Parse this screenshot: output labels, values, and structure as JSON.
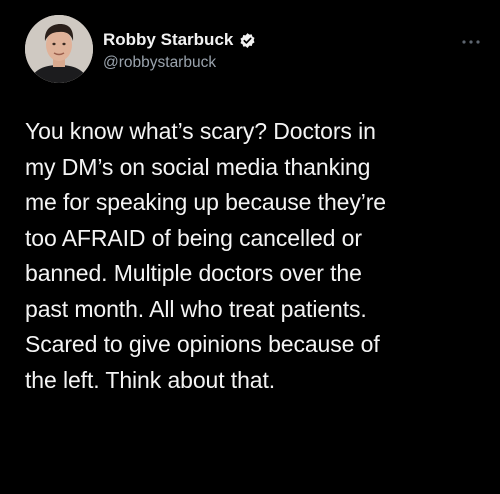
{
  "author": {
    "display_name": "Robby Starbuck",
    "handle": "@robbystarbuck",
    "verified": true,
    "avatar_icon": "profile-photo",
    "verified_icon": "verified-badge-icon",
    "menu_icon": "more-options-icon"
  },
  "tweet": {
    "text": "You know what’s scary? Doctors in\nmy DM’s on social media thanking\nme for speaking up because they’re\ntoo AFRAID of being cancelled or\nbanned. Multiple doctors over the\npast month. All who treat patients.\nScared to give opinions because of\nthe left. Think about that."
  },
  "colors": {
    "background": "#000000",
    "text": "#f4f4f4",
    "handle": "#9aa3ad",
    "verified_badge": "#f2f2f2"
  }
}
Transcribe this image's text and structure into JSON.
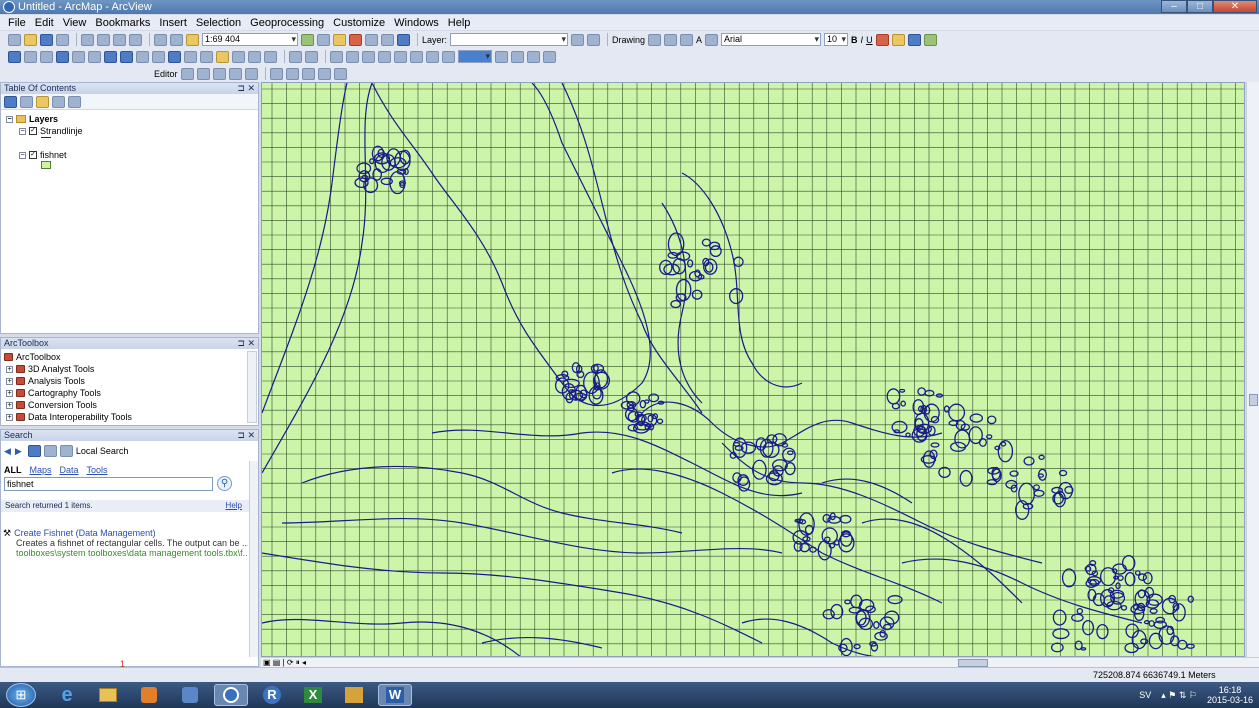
{
  "window": {
    "title": "Untitled - ArcMap - ArcView",
    "minimize": "–",
    "maximize": "□",
    "close": "✕"
  },
  "menu": [
    "File",
    "Edit",
    "View",
    "Bookmarks",
    "Insert",
    "Selection",
    "Geoprocessing",
    "Customize",
    "Windows",
    "Help"
  ],
  "toolbar": {
    "scale": "1:69 404",
    "layer_label": "Layer:",
    "drawing_label": "Drawing",
    "font_name": "Arial",
    "font_size": "10",
    "bold": "B",
    "italic": "I",
    "underline": "U",
    "text_tool": "A",
    "editor_label": "Editor"
  },
  "toc": {
    "title": "Table Of Contents",
    "root": "Layers",
    "layers": [
      {
        "name": "Strandlinje",
        "checked": true
      },
      {
        "name": "fishnet",
        "checked": true
      }
    ]
  },
  "arctoolbox": {
    "title": "ArcToolbox",
    "root": "ArcToolbox",
    "items": [
      "3D Analyst Tools",
      "Analysis Tools",
      "Cartography Tools",
      "Conversion Tools",
      "Data Interoperability Tools"
    ]
  },
  "search": {
    "title": "Search",
    "scope": "Local Search",
    "filters": [
      "ALL",
      "Maps",
      "Data",
      "Tools"
    ],
    "query": "fishnet",
    "summary": "Search returned 1 items.",
    "help_link": "Help",
    "result_title": "Create Fishnet (Data Management)",
    "result_desc": "Creates a fishnet of rectangular cells. The output can be ...",
    "result_path": "toolboxes\\system toolboxes\\data management tools.tbx\\f...",
    "page_number": "1"
  },
  "status": {
    "coordinates": "725208.874  6636749.1 Meters"
  },
  "taskbar": {
    "apps": [
      "IE",
      "Explorer",
      "Media",
      "Organizer",
      "ArcMap",
      "R",
      "Excel",
      "Package",
      "Word"
    ],
    "word_label": "W",
    "r_label": "R",
    "excel_label": "X"
  },
  "tray": {
    "lang": "SV",
    "time": "16:18",
    "date": "2015-03-16"
  },
  "colors": {
    "map_fill": "#cdf5a9",
    "grid": "#2f4a2a",
    "coastline": "#1a1a8a"
  }
}
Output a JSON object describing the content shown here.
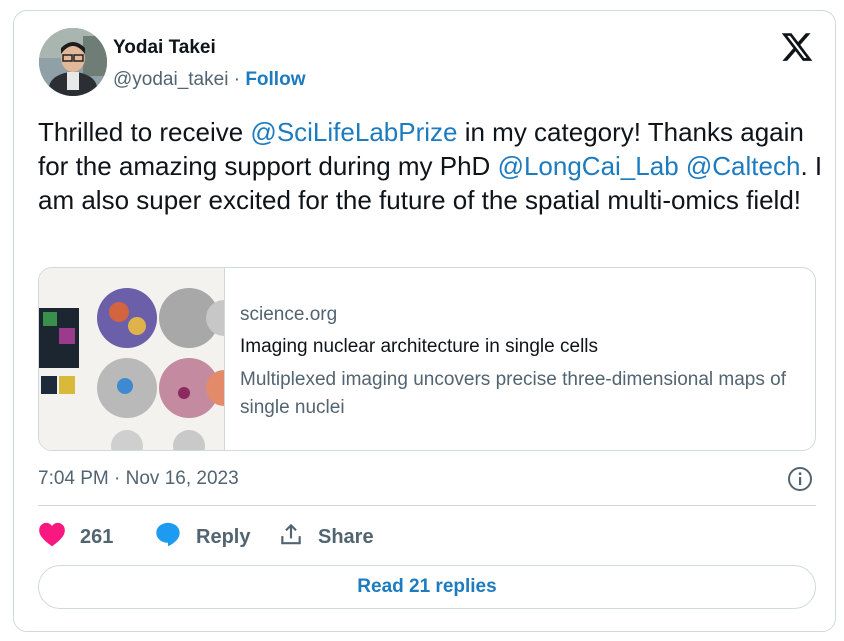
{
  "author": {
    "name": "Yodai Takei",
    "handle": "@yodai_takei",
    "separator": " · ",
    "follow_label": "Follow"
  },
  "tweet": {
    "segments": [
      {
        "text": "Thrilled to receive ",
        "mention": false
      },
      {
        "text": "@SciLifeLabPrize",
        "mention": true
      },
      {
        "text": " in my category! Thanks again for the amazing support during my PhD ",
        "mention": false
      },
      {
        "text": "@LongCai_Lab",
        "mention": true
      },
      {
        "text": " ",
        "mention": false
      },
      {
        "text": "@Caltech",
        "mention": true
      },
      {
        "text": ". I am also super excited for the future of the spatial multi-omics field!",
        "mention": false
      }
    ]
  },
  "link_card": {
    "domain": "science.org",
    "title": "Imaging nuclear architecture in single cells",
    "description": "Multiplexed imaging uncovers precise three-dimensional maps of single nuclei"
  },
  "timestamp": "7:04 PM · Nov 16, 2023",
  "actions": {
    "likes": "261",
    "reply_label": "Reply",
    "share_label": "Share"
  },
  "read_replies_label": "Read 21 replies",
  "colors": {
    "accent": "#1d7bbf",
    "heart": "#f91880",
    "secondary_text": "#536471",
    "border": "#cfd9de"
  },
  "icons": [
    "x-logo-icon",
    "info-icon",
    "heart-icon",
    "reply-icon",
    "share-icon"
  ]
}
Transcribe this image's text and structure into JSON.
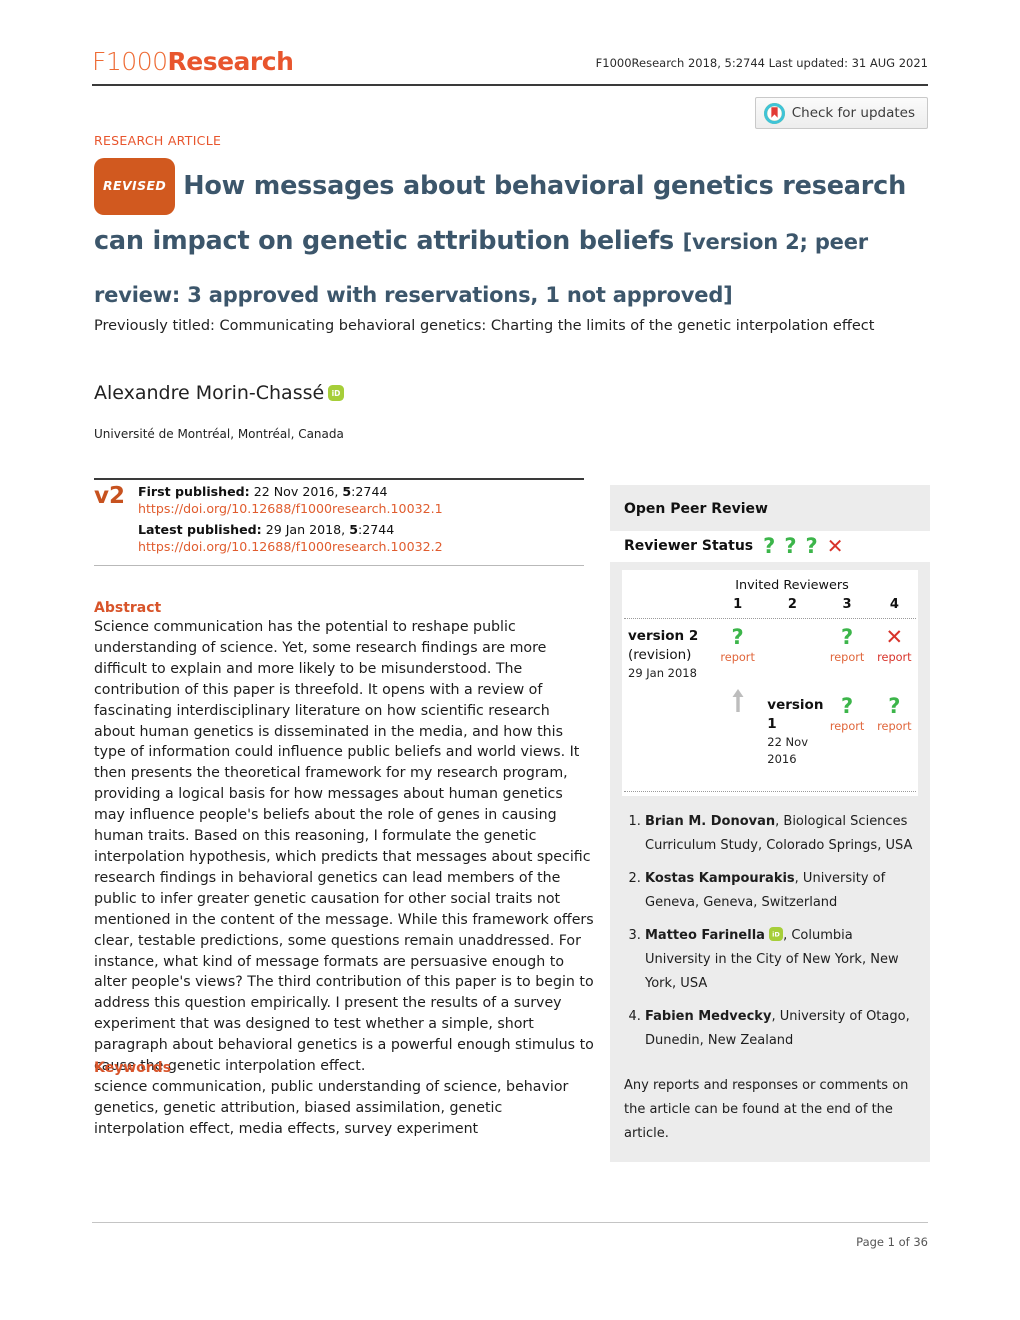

- - - - -

Your objective: When you come to the line containing "Output a JSON" in the records above, repeat that line and all lines after it exactly, but not the pictures.

Answer box:
Output a JSON object describing the content shown here.
{
  "author": {
    "name": "Yodai Takei",
    "handle": "@yodai_takei",
    "separator": " · ",
    "follow_label": "Follow"
  },
  "tweet": {
    "segments": [
      {
        "text": "Thrilled to receive ",
        "mention": false
      },
      {
        "text": "@SciLifeLabPrize",
        "mention": true
      },
      {
        "text": " in my category! Thanks again for the amazing support during my PhD ",
        "mention": false
      },
      {
        "text": "@LongCai_Lab",
        "mention": true
      },
      {
        "text": " ",
        "mention": false
      },
      {
        "text": "@Caltech",
        "mention": true
      },
      {
        "text": ". I am also super excited for the future of the spatial multi-omics field!",
        "mention": false
      }
    ]
  },
  "link_card": {
    "domain": "science.org",
    "title": "Imaging nuclear architecture in single cells",
    "description": "Multiplexed imaging uncovers precise three-dimensional maps of single nuclei"
  },
  "timestamp": "7:04 PM · Nov 16, 2023",
  "actions": {
    "likes": "261",
    "reply_label": "Reply",
    "share_label": "Share"
  },
  "read_replies_label": "Read 21 replies",
  "colors": {
    "accent": "#1d7bbf",
    "heart": "#f91880",
    "secondary_text": "#536471",
    "border": "#cfd9de"
  },
  "icons": [
    "x-logo-icon",
    "info-icon",
    "heart-icon",
    "reply-icon",
    "share-icon"
  ]
}
Transcribe this image's text and structure into JSON.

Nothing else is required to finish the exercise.